▶ Required task
Gather all lines in the entries that include the word "group".

•••••

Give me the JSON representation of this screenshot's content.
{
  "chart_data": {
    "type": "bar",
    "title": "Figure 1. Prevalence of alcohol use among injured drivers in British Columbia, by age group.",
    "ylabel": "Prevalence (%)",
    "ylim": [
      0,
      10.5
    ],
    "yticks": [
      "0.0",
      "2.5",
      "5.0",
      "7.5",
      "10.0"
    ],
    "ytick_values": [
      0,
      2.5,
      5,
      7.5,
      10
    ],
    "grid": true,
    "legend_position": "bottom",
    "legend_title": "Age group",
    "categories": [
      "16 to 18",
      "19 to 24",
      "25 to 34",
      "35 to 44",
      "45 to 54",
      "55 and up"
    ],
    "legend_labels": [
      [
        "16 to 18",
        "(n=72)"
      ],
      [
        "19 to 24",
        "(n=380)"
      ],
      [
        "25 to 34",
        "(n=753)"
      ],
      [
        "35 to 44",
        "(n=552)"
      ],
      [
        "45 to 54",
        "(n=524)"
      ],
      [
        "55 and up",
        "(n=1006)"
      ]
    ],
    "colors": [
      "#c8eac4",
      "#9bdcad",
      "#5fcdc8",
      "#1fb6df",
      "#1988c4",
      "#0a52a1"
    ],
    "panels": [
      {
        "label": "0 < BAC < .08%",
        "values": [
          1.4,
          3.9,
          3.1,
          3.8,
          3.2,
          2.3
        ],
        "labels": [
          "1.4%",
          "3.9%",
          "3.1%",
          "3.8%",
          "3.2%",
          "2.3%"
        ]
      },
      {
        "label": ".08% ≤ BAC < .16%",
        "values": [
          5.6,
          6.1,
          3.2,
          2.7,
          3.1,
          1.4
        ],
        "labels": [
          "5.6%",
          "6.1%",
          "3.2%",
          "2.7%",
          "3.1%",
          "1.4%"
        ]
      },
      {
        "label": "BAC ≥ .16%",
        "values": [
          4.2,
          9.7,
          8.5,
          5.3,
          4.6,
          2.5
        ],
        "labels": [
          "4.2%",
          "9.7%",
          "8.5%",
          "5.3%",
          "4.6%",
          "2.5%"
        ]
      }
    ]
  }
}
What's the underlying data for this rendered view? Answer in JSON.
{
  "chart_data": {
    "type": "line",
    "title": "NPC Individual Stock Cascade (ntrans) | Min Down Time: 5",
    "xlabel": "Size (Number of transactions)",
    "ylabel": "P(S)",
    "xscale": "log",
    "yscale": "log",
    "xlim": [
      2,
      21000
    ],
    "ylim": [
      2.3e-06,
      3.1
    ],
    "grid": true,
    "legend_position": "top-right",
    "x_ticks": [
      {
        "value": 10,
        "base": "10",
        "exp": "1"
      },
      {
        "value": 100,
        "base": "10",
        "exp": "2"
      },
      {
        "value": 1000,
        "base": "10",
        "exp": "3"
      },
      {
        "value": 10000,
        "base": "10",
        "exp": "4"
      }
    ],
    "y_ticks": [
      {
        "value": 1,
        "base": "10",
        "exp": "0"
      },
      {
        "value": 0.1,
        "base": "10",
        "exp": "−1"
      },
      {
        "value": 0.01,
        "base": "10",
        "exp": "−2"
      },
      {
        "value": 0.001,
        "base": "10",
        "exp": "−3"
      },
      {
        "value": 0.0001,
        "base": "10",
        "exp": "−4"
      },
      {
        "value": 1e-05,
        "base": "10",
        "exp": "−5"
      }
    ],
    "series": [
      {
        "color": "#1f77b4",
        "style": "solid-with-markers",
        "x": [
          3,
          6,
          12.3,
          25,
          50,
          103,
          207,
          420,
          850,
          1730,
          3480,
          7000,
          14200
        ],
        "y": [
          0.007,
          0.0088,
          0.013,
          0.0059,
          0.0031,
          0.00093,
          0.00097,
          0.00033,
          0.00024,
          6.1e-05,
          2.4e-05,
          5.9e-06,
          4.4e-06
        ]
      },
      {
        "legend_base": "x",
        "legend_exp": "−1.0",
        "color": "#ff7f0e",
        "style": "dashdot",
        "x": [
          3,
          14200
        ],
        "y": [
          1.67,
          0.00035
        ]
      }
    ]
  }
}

•••••

▶ Answer to the task
    "title": "Figure 1. Prevalence of alcohol use among injured drivers in British Columbia, by age group.",
    "legend_title": "Age group",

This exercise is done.